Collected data
— begin —

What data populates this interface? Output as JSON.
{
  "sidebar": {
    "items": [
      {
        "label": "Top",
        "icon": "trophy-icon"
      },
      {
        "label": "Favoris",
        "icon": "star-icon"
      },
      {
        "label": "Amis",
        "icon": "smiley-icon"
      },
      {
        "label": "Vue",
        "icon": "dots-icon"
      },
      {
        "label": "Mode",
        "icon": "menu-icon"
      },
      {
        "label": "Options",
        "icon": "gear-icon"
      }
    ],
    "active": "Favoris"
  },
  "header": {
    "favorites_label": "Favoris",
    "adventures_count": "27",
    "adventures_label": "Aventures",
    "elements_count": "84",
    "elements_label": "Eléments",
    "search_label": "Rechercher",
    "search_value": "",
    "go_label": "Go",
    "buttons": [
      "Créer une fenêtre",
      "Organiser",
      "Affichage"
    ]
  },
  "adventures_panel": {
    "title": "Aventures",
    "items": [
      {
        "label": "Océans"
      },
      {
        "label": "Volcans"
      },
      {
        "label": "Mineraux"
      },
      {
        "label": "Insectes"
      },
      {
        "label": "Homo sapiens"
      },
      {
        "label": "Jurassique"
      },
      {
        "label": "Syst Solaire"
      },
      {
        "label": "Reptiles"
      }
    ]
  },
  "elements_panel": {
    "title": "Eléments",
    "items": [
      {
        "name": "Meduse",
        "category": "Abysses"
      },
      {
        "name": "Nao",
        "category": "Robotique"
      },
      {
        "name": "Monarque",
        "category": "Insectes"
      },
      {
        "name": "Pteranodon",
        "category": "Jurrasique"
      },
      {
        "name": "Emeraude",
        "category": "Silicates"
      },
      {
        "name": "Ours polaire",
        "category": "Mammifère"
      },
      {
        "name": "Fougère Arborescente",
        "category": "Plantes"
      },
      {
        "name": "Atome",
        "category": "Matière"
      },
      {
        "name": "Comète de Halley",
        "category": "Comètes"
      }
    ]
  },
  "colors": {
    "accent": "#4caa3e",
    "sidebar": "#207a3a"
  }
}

— end —

[TASK TO COMPLETE]: Spot every line that holds "name" and copy it.

[RESULT BELOW]:
        "name": "Meduse",
        "name": "Nao",
        "name": "Monarque",
        "name": "Pteranodon",
        "name": "Emeraude",
        "name": "Ours polaire",
        "name": "Fougère Arborescente",
        "name": "Atome",
        "name": "Comète de Halley",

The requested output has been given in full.